▶ **Exercise brief**
Count every line of the listing where the string "BATATA" occurs, and reply with the count alone.

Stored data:
-.-.-

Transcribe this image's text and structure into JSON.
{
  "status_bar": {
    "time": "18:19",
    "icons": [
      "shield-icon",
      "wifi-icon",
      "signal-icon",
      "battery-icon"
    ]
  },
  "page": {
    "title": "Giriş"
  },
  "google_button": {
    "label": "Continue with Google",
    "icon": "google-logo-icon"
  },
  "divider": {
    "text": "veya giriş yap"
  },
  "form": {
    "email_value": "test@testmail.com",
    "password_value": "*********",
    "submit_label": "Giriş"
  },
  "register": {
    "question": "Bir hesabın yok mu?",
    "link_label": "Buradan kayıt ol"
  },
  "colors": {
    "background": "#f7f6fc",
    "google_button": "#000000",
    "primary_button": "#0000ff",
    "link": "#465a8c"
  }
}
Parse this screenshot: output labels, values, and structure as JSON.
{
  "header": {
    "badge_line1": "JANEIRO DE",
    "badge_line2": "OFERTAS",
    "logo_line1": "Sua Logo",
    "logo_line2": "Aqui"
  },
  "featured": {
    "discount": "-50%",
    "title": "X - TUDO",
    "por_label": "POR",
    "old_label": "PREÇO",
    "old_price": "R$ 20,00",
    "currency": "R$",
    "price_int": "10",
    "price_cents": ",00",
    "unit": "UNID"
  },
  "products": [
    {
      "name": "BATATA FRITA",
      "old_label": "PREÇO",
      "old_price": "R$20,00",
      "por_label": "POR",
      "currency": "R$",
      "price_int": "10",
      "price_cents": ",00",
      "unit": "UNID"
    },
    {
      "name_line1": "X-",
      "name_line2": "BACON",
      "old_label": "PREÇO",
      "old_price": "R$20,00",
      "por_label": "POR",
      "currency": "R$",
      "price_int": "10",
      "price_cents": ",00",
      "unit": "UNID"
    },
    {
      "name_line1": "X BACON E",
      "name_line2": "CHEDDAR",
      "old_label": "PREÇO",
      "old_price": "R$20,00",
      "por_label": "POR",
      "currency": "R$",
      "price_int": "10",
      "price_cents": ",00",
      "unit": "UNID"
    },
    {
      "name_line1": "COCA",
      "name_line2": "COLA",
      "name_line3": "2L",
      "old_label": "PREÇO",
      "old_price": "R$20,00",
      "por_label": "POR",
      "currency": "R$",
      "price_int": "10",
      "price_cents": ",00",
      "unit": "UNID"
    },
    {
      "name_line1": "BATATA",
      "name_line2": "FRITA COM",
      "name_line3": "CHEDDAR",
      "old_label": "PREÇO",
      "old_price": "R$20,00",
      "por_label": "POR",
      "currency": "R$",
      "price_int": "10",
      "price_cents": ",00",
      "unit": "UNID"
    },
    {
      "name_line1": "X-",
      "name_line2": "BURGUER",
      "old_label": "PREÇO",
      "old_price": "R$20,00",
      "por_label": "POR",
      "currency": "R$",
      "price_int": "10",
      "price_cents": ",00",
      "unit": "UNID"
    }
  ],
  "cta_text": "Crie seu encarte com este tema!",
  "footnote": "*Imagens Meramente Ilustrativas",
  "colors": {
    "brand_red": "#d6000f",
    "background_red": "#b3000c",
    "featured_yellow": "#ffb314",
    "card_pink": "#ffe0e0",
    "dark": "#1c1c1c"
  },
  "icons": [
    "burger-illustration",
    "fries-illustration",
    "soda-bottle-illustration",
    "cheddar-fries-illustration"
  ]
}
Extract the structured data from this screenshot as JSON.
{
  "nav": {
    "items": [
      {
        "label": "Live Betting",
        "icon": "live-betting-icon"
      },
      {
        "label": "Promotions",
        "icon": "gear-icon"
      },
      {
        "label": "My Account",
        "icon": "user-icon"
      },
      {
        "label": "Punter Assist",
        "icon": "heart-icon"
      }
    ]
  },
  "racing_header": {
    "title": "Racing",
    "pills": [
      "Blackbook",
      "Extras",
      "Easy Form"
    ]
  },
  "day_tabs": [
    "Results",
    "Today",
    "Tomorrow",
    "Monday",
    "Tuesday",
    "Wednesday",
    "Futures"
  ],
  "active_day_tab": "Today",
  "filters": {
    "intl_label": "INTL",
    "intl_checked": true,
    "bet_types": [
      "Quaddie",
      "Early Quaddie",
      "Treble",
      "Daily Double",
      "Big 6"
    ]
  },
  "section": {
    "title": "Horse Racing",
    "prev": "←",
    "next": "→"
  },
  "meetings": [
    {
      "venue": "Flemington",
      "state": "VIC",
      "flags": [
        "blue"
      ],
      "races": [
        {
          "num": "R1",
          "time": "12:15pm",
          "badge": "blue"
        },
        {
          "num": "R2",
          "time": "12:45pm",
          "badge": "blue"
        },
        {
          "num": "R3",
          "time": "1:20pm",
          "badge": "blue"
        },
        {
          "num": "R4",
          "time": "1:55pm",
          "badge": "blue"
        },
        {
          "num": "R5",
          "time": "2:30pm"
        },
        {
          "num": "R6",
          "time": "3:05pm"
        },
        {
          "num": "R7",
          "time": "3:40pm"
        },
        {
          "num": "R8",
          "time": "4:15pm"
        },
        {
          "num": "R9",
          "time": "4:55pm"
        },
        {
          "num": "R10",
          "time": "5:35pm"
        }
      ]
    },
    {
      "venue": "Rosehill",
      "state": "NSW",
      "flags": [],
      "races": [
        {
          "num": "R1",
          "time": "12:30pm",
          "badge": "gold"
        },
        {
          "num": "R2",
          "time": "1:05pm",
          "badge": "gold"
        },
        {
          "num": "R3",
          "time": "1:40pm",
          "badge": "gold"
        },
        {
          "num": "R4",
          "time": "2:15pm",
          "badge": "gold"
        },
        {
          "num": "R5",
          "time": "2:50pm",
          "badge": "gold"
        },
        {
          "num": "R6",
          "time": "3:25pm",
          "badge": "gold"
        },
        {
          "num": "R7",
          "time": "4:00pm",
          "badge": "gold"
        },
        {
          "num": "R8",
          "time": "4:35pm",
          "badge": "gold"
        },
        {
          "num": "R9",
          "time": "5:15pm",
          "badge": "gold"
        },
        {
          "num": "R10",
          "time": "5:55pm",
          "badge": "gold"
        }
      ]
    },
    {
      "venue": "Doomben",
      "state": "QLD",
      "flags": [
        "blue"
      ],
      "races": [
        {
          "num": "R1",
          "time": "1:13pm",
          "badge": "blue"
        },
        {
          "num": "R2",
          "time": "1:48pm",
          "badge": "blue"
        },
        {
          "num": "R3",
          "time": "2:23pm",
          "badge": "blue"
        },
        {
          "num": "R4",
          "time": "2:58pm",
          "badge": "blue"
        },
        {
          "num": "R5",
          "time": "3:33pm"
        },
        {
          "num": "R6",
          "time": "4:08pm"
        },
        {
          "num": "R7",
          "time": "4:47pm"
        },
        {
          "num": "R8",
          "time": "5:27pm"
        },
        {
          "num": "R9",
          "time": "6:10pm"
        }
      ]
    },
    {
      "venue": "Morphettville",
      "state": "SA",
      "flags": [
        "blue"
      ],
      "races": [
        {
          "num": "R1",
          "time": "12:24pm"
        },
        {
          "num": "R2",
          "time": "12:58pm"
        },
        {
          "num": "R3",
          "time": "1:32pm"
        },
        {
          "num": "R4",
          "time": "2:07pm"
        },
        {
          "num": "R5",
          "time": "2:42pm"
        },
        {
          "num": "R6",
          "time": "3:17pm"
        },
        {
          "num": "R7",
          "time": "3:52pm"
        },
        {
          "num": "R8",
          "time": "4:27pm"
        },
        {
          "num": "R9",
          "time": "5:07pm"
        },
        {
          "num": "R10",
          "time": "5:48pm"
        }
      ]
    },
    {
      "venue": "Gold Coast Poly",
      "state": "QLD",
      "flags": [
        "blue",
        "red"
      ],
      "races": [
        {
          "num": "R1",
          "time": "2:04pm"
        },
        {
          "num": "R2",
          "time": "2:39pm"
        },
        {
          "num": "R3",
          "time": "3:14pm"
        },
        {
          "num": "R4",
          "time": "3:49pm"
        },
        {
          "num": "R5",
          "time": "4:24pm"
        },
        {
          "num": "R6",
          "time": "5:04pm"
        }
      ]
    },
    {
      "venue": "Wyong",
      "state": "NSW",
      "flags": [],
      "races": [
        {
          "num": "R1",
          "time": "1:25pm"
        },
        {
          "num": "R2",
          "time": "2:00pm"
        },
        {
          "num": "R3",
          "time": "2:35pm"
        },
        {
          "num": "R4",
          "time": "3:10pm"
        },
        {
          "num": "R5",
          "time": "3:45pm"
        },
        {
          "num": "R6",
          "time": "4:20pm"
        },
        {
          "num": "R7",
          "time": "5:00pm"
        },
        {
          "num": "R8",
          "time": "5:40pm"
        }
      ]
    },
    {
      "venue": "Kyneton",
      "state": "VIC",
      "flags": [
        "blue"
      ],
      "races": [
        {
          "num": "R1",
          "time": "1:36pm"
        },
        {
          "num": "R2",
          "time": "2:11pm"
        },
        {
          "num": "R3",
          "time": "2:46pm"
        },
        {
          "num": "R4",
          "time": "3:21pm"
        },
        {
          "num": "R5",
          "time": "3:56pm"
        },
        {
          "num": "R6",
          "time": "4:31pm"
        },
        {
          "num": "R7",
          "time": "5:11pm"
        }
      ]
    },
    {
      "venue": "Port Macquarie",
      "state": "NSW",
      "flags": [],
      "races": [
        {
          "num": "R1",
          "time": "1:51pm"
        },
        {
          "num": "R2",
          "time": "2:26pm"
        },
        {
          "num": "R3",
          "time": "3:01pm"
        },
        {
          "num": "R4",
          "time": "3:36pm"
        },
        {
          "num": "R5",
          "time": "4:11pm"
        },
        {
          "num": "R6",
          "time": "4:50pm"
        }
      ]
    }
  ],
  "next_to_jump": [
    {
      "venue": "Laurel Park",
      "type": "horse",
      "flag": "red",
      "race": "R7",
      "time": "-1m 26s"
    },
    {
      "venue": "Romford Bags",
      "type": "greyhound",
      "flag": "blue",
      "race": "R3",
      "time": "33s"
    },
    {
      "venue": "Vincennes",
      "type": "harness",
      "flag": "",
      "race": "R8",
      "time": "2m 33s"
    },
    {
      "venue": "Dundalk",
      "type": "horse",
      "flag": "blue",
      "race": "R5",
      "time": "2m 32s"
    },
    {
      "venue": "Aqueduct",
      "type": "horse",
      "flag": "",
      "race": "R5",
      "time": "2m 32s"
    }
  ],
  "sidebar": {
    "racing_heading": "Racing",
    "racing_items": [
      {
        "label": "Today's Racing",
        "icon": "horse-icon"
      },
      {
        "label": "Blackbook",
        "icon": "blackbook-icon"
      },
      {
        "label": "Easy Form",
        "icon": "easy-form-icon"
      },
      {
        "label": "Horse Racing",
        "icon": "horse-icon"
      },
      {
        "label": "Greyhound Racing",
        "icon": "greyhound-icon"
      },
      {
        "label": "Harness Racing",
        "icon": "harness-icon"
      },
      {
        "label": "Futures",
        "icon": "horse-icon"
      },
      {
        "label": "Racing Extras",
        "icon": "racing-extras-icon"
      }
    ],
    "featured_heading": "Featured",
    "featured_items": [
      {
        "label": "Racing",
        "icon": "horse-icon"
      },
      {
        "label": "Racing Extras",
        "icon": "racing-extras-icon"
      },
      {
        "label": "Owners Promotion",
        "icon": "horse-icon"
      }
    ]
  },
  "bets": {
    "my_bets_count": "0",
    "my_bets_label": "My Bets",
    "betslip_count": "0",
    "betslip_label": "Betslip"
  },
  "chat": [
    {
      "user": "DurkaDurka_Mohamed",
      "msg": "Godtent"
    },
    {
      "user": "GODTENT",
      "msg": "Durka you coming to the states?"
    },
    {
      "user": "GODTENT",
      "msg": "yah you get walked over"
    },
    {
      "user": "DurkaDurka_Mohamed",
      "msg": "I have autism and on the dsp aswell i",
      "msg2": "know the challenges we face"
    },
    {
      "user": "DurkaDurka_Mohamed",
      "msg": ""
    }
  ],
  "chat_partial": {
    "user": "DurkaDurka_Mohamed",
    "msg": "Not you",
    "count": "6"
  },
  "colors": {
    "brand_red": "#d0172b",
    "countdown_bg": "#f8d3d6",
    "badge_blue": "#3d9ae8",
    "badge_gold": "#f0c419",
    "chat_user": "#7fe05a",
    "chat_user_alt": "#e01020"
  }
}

-.-.-

▶ **Reply**
2